> [SET PROBLEM 1] Transcribe the stretch of the file-search post from "I try to search" through "sendMail(...)".
> [SET PROBLEM 2] In the file-search post, which Python version and operating system does the writer say they are using?
> [SET PROBLEM 3] Summarize the file-search post in two sentences.

> [DOCUMENT]
:::

0

I try to search a string in multiple files, my code works fine but for big text files it takes a few minutes.

wrd = b'my_word'
path = 'C:\path\to\files'
    #### opens the path where all of .txt files are ####
for f in os.listdir(path):
    if f.strip().endswith('.txt'):
        with open(os.path.join(path, f), 'rb') as ofile:
        #### loops through every line in the file comparing the strings ####
            for line in ofile:                
               if wrd in line:
                try:
                    sendMail(...)
                    logging.warning('There is an error {} in this file : {}'.format(line, f))
                    sys.exit(0)
                except IOError as e:
                    logging.error('Operation failed: {}' .format(e.strerror))
                    sys.exit(0)

I found this topic : Python finds a string in multiple files recursively and returns the file path but it does not answer my question..

Do you have an idea how to make it faster ?

Am using python3.4 on windows server 2003.

Thx ;)

:::

(Rows from a layout dataset)

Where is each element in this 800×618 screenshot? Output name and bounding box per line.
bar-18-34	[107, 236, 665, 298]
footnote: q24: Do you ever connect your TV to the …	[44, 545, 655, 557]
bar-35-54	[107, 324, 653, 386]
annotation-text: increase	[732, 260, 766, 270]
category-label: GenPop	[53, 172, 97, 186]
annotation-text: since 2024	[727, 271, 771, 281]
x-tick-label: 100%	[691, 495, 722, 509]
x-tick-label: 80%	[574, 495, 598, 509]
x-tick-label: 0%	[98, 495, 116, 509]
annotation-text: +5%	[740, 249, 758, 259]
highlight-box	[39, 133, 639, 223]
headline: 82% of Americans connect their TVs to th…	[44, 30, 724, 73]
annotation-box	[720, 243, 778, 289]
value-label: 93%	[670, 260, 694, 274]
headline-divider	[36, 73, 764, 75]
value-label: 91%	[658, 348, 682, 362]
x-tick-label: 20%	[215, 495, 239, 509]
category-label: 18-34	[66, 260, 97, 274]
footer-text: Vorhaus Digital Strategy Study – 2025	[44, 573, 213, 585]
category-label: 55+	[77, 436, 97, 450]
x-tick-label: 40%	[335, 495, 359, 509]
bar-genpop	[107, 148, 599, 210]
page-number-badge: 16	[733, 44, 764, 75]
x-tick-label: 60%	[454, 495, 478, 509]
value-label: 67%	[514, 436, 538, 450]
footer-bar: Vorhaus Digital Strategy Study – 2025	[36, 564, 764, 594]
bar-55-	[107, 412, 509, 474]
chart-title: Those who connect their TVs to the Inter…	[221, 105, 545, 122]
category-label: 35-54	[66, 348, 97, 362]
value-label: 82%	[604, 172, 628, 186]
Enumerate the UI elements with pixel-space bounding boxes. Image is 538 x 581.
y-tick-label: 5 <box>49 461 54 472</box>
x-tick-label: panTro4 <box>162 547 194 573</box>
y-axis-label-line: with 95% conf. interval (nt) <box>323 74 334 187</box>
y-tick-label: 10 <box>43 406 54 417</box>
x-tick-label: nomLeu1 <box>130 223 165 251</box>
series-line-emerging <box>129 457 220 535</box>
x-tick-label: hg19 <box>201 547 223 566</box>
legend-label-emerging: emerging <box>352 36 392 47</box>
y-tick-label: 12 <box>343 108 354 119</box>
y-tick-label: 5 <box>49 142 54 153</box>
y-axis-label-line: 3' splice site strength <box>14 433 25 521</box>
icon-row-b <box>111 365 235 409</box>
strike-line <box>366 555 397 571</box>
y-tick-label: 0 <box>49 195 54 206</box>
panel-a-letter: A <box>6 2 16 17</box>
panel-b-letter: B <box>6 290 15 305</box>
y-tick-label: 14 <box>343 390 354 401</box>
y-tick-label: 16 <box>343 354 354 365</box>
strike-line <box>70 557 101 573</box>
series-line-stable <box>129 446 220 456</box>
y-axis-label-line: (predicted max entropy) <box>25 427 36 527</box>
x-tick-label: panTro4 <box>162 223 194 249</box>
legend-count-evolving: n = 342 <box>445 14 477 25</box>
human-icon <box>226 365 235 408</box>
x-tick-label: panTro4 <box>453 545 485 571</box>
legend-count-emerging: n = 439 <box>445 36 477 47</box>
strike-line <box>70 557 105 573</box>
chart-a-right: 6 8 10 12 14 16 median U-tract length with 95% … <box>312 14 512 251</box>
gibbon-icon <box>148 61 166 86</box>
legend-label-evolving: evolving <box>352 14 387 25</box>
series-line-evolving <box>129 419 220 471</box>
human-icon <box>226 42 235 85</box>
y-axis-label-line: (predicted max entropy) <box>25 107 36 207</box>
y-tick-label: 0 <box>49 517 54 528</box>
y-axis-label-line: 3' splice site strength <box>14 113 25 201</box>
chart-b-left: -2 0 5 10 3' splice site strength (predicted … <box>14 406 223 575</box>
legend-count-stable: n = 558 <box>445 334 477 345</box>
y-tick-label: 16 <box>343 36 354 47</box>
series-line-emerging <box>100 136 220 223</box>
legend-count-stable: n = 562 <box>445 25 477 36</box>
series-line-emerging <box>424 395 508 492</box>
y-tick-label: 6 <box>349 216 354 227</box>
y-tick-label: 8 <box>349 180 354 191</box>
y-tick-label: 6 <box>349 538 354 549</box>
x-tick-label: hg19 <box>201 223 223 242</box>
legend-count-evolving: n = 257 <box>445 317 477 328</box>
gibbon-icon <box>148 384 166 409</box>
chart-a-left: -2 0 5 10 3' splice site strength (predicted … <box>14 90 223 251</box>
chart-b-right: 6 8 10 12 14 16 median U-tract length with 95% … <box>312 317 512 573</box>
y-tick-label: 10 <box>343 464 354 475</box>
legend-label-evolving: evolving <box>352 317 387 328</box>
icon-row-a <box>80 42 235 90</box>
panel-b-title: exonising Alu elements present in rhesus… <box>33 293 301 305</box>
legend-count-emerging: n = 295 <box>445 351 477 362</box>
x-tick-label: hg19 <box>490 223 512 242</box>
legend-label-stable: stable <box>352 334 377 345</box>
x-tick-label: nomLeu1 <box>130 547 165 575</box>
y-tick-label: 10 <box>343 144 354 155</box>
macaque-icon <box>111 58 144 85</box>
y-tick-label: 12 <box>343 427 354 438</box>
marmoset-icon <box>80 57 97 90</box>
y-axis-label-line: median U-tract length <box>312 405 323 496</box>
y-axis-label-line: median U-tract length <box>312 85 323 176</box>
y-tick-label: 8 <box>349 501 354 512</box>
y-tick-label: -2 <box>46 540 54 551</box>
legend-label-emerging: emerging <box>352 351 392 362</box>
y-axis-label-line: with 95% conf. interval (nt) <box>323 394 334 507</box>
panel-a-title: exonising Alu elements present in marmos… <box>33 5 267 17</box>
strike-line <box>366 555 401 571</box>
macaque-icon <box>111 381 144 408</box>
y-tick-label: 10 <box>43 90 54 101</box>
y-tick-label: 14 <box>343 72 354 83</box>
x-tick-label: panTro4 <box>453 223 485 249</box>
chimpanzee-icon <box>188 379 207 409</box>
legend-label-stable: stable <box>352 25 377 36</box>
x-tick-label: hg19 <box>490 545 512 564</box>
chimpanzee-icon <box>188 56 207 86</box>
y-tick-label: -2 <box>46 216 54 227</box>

:::

> [FULL OUTPUT 1]
I try to search a string in multiple files, my code works fine but for big text files it takes a few minutes.

wrd = b'my_word'
path = 'C:\path\to\files'
    #### opens the path where all of .txt files are ####
for f in os.listdir(path):
    if f.strip().endswith('.txt'):
        with open(os.path.join(path, f), 'rb') as ofile:
        #### loops through every line in the file comparing the strings ####
            for line in ofile:                
               if wrd in line:
                try:
                    sendMail(...)

> [FULL OUTPUT 2] Python 3.4 on Windows Server 2003.

> [FULL OUTPUT 3] The writer's Python code searches many .txt files for a string and works, but it takes a few minutes on big text files. They say a related topic on recursive file searching did not answer their question, and they ask how to make the search faster.